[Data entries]
= = = =

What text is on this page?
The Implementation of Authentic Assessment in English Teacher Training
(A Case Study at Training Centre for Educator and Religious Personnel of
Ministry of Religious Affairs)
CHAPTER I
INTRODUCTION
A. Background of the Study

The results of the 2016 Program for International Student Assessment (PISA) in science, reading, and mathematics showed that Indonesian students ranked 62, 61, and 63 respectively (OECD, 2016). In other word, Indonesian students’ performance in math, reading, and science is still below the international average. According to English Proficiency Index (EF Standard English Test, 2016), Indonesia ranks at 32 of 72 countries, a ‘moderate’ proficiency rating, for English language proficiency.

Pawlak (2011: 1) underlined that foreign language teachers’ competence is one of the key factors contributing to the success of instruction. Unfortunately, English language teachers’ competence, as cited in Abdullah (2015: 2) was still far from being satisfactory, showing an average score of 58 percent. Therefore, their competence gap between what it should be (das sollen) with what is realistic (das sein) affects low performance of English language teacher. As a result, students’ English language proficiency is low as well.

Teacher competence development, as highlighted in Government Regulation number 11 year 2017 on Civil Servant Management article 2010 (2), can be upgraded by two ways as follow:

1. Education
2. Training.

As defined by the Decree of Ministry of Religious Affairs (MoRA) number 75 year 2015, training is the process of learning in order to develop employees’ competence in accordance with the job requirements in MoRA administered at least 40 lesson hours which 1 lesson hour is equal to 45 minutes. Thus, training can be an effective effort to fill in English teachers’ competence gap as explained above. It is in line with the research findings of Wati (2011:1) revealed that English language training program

= = = =

• _Your instructions_: Where a line of the data holds "Study", show that line.

• _Output of the exercise_:
(A Case Study at Training Centre for Educator and Religious Personnel of
A. Background of the Study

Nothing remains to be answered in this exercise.